[LISTING]
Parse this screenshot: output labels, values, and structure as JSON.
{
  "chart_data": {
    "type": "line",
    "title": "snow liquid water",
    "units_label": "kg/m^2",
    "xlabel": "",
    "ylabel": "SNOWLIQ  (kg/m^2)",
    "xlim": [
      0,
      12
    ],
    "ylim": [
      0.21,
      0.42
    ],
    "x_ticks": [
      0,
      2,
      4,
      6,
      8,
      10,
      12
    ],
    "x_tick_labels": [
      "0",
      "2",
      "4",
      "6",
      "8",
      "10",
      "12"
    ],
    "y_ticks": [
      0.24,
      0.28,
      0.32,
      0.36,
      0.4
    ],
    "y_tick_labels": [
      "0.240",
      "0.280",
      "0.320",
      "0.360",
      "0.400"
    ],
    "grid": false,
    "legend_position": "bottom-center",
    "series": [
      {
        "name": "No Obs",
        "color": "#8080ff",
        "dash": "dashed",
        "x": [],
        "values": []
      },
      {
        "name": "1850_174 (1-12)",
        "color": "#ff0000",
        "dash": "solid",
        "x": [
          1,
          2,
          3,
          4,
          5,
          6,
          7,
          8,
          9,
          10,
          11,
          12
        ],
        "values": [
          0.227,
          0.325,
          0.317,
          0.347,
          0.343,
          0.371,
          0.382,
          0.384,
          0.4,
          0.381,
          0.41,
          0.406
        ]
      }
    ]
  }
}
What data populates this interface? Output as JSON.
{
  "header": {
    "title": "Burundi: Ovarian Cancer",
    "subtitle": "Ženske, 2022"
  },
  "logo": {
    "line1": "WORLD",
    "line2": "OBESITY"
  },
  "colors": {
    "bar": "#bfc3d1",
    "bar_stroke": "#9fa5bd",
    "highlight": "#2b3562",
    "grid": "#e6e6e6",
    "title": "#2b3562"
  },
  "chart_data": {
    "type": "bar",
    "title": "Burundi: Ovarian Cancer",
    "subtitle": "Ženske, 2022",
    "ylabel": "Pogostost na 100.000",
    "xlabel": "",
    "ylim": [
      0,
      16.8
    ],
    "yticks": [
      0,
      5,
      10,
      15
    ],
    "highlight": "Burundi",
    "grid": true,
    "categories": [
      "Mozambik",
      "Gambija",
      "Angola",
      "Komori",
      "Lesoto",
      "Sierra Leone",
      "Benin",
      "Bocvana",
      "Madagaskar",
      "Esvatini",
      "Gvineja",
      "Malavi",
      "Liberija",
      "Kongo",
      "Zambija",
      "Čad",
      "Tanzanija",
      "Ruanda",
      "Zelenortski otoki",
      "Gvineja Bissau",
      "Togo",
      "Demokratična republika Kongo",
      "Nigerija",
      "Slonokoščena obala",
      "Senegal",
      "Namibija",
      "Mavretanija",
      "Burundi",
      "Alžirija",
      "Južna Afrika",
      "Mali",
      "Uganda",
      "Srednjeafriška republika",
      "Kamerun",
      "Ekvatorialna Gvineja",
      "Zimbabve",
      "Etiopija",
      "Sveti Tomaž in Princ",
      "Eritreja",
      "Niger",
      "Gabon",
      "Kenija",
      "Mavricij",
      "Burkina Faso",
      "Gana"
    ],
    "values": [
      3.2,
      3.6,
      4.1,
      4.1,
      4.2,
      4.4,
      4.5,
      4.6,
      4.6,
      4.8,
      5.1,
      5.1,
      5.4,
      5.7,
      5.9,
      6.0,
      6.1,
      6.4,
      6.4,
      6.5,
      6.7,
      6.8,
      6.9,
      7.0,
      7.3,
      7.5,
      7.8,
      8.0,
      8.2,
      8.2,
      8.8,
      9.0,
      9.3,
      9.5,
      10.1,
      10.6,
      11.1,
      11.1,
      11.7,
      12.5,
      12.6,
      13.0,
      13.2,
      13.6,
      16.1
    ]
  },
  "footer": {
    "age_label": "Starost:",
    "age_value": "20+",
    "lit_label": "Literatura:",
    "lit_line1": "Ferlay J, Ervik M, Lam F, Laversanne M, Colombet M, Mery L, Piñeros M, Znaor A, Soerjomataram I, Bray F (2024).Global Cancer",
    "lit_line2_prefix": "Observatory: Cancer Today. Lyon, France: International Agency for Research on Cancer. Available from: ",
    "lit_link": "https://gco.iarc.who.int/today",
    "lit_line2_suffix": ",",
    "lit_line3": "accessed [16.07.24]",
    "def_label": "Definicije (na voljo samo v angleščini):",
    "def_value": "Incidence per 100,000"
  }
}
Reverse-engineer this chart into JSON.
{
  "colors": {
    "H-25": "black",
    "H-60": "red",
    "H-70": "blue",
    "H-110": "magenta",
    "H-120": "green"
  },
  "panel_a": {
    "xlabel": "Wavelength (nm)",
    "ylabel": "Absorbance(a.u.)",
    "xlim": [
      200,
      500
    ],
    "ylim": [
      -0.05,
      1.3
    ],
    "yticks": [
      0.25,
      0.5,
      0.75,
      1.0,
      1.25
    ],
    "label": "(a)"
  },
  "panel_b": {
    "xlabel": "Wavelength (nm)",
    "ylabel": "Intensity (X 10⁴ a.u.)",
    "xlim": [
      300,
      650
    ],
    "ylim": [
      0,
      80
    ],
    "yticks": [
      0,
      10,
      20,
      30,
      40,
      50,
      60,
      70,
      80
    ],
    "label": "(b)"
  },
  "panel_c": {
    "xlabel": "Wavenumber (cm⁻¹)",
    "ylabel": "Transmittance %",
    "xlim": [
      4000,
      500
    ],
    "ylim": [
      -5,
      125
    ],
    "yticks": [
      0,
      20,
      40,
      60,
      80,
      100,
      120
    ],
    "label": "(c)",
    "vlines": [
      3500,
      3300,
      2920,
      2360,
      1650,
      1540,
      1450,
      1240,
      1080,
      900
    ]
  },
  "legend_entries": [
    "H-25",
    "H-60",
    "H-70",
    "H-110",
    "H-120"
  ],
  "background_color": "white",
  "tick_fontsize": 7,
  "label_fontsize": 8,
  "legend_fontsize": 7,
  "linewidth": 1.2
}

[TASK TO COMPLETE] Find the word "ylabel" in the material, then list each line that holds it.

[RESPONSE TO THE TASK]
    "ylabel": "SNOWLIQ  (kg/m^2)",
    "ylabel": "Pogostost na 100.000",
    "ylabel": "Absorbance(a.u.)",
    "ylabel": "Intensity (X 10⁴ a.u.)",
    "ylabel": "Transmittance %",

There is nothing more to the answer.